Exercise description
Return all the data below as it stands, minus the pictures.

^^^^^^^^

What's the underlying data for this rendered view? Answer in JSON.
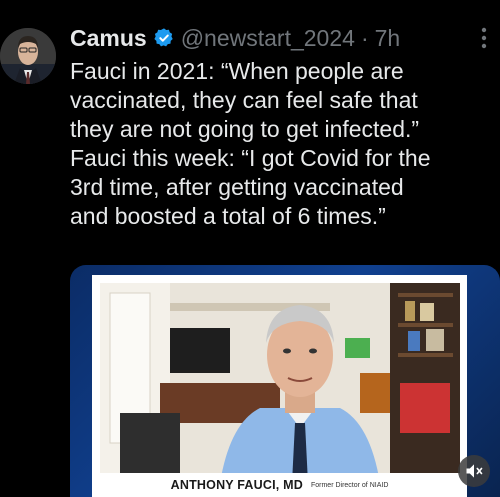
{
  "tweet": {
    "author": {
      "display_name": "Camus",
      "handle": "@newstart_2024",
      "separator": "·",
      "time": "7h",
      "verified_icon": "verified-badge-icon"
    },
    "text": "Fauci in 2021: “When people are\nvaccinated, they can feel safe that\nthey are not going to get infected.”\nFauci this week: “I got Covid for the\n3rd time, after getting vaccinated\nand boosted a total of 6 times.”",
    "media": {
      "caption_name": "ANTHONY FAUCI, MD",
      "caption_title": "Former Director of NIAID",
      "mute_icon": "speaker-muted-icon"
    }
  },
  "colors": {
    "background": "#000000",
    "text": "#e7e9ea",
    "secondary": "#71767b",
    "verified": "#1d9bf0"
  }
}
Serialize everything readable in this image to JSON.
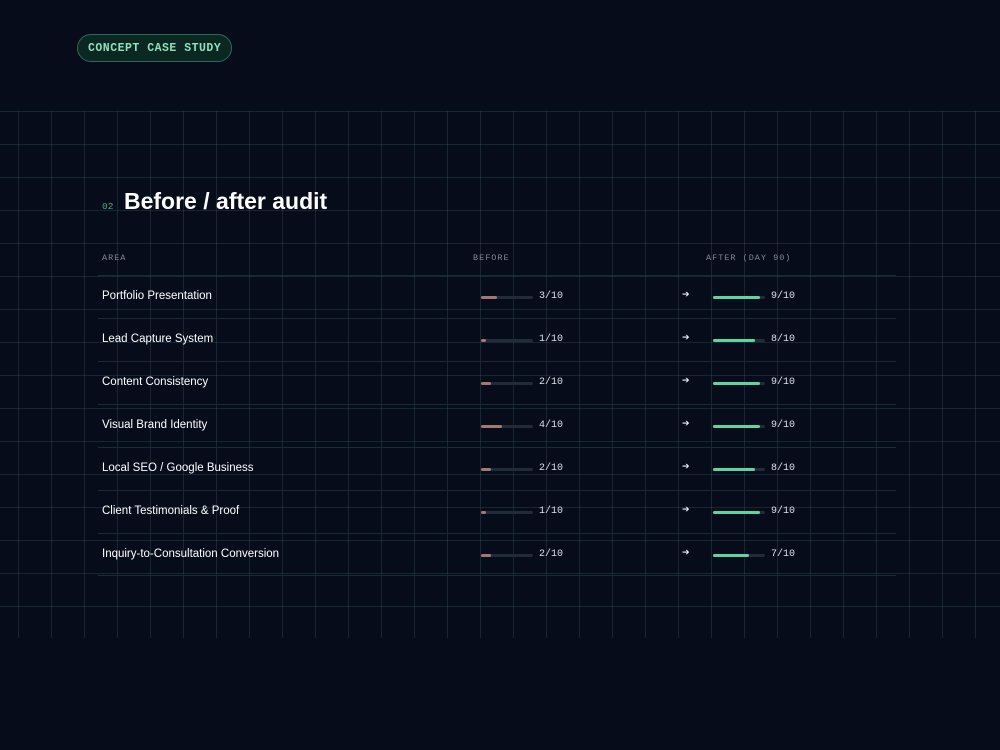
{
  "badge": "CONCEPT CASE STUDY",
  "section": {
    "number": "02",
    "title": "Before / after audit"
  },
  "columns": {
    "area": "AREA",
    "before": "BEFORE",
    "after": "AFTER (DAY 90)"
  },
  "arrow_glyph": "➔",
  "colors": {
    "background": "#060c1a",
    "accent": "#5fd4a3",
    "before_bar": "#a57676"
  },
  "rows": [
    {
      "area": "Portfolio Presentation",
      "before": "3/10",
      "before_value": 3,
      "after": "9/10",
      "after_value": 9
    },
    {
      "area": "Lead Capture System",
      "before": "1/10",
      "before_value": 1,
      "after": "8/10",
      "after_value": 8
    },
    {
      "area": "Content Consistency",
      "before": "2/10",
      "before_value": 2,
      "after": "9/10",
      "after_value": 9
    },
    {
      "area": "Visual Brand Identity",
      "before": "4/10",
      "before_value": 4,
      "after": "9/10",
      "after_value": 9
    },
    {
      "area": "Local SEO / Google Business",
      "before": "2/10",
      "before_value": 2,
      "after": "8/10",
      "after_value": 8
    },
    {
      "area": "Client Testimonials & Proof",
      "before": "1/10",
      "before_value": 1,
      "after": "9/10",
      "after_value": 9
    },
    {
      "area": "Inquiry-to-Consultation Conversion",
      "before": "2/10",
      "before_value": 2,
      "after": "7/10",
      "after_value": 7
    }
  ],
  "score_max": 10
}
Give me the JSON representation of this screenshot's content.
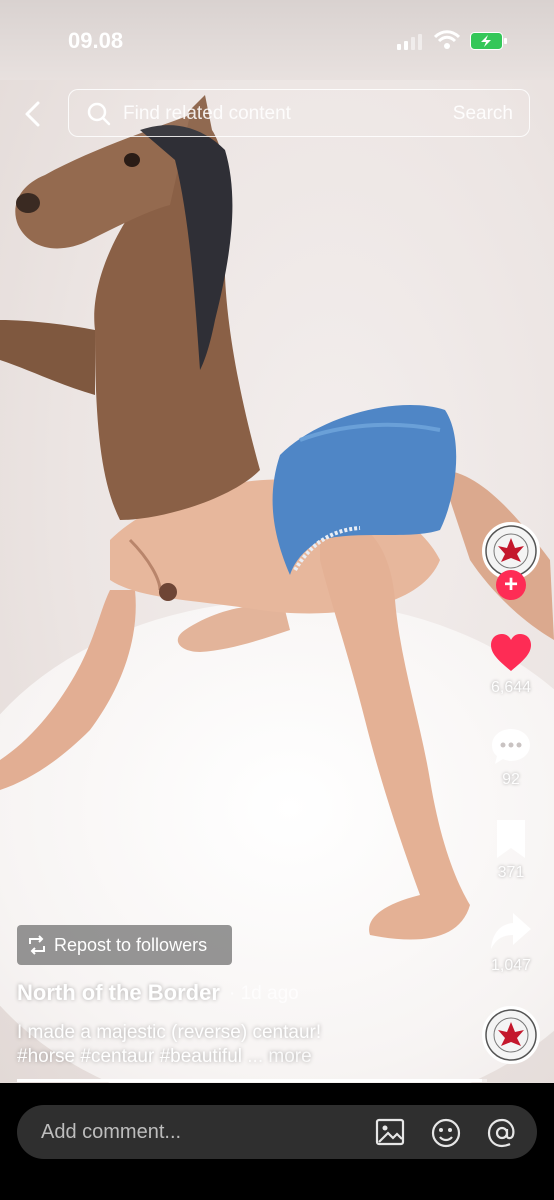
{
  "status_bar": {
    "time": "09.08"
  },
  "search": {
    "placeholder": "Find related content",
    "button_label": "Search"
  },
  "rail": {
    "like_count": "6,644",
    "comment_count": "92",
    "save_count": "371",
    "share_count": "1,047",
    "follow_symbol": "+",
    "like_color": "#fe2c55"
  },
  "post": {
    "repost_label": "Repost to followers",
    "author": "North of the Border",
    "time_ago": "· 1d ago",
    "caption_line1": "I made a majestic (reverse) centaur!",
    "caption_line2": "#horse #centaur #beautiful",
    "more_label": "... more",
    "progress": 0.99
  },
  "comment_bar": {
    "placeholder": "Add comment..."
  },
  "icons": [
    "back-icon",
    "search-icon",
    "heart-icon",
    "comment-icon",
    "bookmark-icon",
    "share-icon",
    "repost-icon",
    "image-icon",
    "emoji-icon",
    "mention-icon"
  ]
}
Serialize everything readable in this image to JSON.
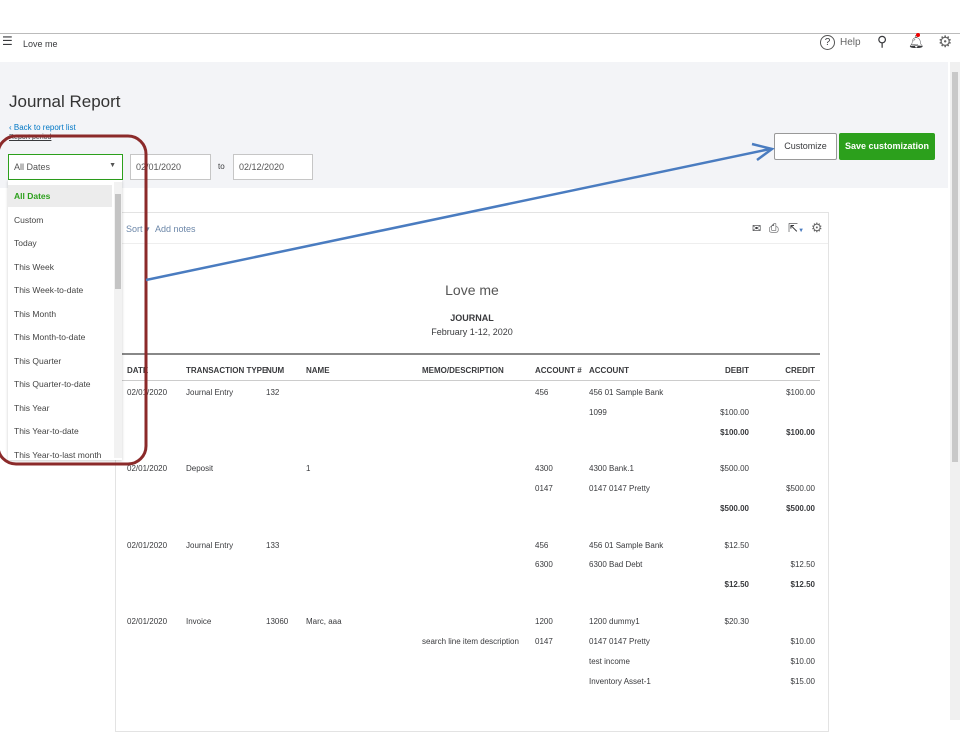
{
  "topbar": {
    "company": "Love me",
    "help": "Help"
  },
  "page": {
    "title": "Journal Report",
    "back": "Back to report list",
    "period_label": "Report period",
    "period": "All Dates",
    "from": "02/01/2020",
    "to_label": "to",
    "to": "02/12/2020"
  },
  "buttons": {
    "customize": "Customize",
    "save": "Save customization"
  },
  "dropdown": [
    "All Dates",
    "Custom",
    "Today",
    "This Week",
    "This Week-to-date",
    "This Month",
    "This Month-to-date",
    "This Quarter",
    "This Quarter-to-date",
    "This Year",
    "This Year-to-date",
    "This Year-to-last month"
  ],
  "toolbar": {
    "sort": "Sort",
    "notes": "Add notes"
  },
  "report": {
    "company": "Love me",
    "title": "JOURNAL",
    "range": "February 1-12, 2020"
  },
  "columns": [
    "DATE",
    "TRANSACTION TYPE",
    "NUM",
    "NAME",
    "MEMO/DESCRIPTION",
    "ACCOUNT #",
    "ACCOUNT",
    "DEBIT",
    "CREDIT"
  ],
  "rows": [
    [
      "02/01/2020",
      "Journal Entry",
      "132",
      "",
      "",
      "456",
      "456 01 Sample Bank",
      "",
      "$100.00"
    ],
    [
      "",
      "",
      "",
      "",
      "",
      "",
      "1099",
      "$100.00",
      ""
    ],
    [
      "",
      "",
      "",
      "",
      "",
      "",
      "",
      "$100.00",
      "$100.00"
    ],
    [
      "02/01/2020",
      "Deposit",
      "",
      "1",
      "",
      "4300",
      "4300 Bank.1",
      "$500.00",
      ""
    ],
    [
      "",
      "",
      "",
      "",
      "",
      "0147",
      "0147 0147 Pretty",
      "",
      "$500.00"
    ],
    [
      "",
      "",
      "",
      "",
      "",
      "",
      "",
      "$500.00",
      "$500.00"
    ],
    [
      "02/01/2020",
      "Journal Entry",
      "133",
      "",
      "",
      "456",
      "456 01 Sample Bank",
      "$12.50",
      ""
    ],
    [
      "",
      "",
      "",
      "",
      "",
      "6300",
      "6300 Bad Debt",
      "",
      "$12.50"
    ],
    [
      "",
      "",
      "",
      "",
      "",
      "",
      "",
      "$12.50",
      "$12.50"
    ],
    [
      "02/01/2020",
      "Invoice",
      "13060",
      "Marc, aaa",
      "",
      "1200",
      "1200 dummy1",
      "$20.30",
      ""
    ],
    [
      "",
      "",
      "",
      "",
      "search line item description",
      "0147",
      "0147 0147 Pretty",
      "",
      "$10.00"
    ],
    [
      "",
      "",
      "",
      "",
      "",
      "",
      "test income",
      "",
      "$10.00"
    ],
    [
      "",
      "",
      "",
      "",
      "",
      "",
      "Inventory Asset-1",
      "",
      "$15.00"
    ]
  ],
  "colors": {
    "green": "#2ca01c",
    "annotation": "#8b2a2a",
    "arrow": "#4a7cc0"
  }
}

^^^^^^^^

Completed exercise
What's the underlying data for this rendered view? Answer in JSON.
{
  "tweet": {
    "author": {
      "display_name": "Camus",
      "handle": "@newstart_2024",
      "separator": "·",
      "time": "7h",
      "verified_icon": "verified-badge-icon"
    },
    "text": "Fauci in 2021: “When people are\nvaccinated, they can feel safe that\nthey are not going to get infected.”\nFauci this week: “I got Covid for the\n3rd time, after getting vaccinated\nand boosted a total of 6 times.”",
    "media": {
      "caption_name": "ANTHONY FAUCI, MD",
      "caption_title": "Former Director of NIAID",
      "mute_icon": "speaker-muted-icon"
    }
  },
  "colors": {
    "background": "#000000",
    "text": "#e7e9ea",
    "secondary": "#71767b",
    "verified": "#1d9bf0"
  }
}
Serialize everything readable in this image to JSON.
{
  "badge": "CONCEPT CASE STUDY",
  "section": {
    "number": "02",
    "title": "Before / after audit"
  },
  "columns": {
    "area": "AREA",
    "before": "BEFORE",
    "after": "AFTER (DAY 90)"
  },
  "arrow_glyph": "➔",
  "colors": {
    "background": "#060c1a",
    "accent": "#5fd4a3",
    "before_bar": "#a57676"
  },
  "rows": [
    {
      "area": "Portfolio Presentation",
      "before": "3/10",
      "before_value": 3,
      "after": "9/10",
      "after_value": 9
    },
    {
      "area": "Lead Capture System",
      "before": "1/10",
      "before_value": 1,
      "after": "8/10",
      "after_value": 8
    },
    {
      "area": "Content Consistency",
      "before": "2/10",
      "before_value": 2,
      "after": "9/10",
      "after_value": 9
    },
    {
      "area": "Visual Brand Identity",
      "before": "4/10",
      "before_value": 4,
      "after": "9/10",
      "after_value": 9
    },
    {
      "area": "Local SEO / Google Business",
      "before": "2/10",
      "before_value": 2,
      "after": "8/10",
      "after_value": 8
    },
    {
      "area": "Client Testimonials & Proof",
      "before": "1/10",
      "before_value": 1,
      "after": "9/10",
      "after_value": 9
    },
    {
      "area": "Inquiry-to-Consultation Conversion",
      "before": "2/10",
      "before_value": 2,
      "after": "7/10",
      "after_value": 7
    }
  ],
  "score_max": 10
}
Give me the JSON representation of this screenshot's content.
{
  "status_bar": {
    "time": "09.08"
  },
  "search": {
    "placeholder": "Find related content",
    "button_label": "Search"
  },
  "rail": {
    "like_count": "6,644",
    "comment_count": "92",
    "save_count": "371",
    "share_count": "1,047",
    "follow_symbol": "+",
    "like_color": "#fe2c55"
  },
  "post": {
    "repost_label": "Repost to followers",
    "author": "North of the Border",
    "time_ago": "· 1d ago",
    "caption_line1": "I made a majestic (reverse) centaur!",
    "caption_line2": "#horse #centaur #beautiful",
    "more_label": "... more",
    "progress": 0.99
  },
  "comment_bar": {
    "placeholder": "Add comment..."
  },
  "icons": [
    "back-icon",
    "search-icon",
    "heart-icon",
    "comment-icon",
    "bookmark-icon",
    "share-icon",
    "repost-icon",
    "image-icon",
    "emoji-icon",
    "mention-icon"
  ]
}
Serialize everything readable in this image to JSON.
{
  "topbar": {
    "company": "Love me",
    "help": "Help"
  },
  "page": {
    "title": "Journal Report",
    "back": "Back to report list",
    "period_label": "Report period",
    "period": "All Dates",
    "from": "02/01/2020",
    "to_label": "to",
    "to": "02/12/2020"
  },
  "buttons": {
    "customize": "Customize",
    "save": "Save customization"
  },
  "dropdown": [
    "All Dates",
    "Custom",
    "Today",
    "This Week",
    "This Week-to-date",
    "This Month",
    "This Month-to-date",
    "This Quarter",
    "This Quarter-to-date",
    "This Year",
    "This Year-to-date",
    "This Year-to-last month"
  ],
  "toolbar": {
    "sort": "Sort",
    "notes": "Add notes"
  },
  "report": {
    "company": "Love me",
    "title": "JOURNAL",
    "range": "February 1-12, 2020"
  },
  "columns": [
    "DATE",
    "TRANSACTION TYPE",
    "NUM",
    "NAME",
    "MEMO/DESCRIPTION",
    "ACCOUNT #",
    "ACCOUNT",
    "DEBIT",
    "CREDIT"
  ],
  "rows": [
    [
      "02/01/2020",
      "Journal Entry",
      "132",
      "",
      "",
      "456",
      "456 01 Sample Bank",
      "",
      "$100.00"
    ],
    [
      "",
      "",
      "",
      "",
      "",
      "",
      "1099",
      "$100.00",
      ""
    ],
    [
      "",
      "",
      "",
      "",
      "",
      "",
      "",
      "$100.00",
      "$100.00"
    ],
    [
      "02/01/2020",
      "Deposit",
      "",
      "1",
      "",
      "4300",
      "4300 Bank.1",
      "$500.00",
      ""
    ],
    [
      "",
      "",
      "",
      "",
      "",
      "0147",
      "0147 0147 Pretty",
      "",
      "$500.00"
    ],
    [
      "",
      "",
      "",
      "",
      "",
      "",
      "",
      "$500.00",
      "$500.00"
    ],
    [
      "02/01/2020",
      "Journal Entry",
      "133",
      "",
      "",
      "456",
      "456 01 Sample Bank",
      "$12.50",
      ""
    ],
    [
      "",
      "",
      "",
      "",
      "",
      "6300",
      "6300 Bad Debt",
      "",
      "$12.50"
    ],
    [
      "",
      "",
      "",
      "",
      "",
      "",
      "",
      "$12.50",
      "$12.50"
    ],
    [
      "02/01/2020",
      "Invoice",
      "13060",
      "Marc, aaa",
      "",
      "1200",
      "1200 dummy1",
      "$20.30",
      ""
    ],
    [
      "",
      "",
      "",
      "",
      "search line item description",
      "0147",
      "0147 0147 Pretty",
      "",
      "$10.00"
    ],
    [
      "",
      "",
      "",
      "",
      "",
      "",
      "test income",
      "",
      "$10.00"
    ],
    [
      "",
      "",
      "",
      "",
      "",
      "",
      "Inventory Asset-1",
      "",
      "$15.00"
    ]
  ],
  "colors": {
    "green": "#2ca01c",
    "annotation": "#8b2a2a",
    "arrow": "#4a7cc0"
  }
}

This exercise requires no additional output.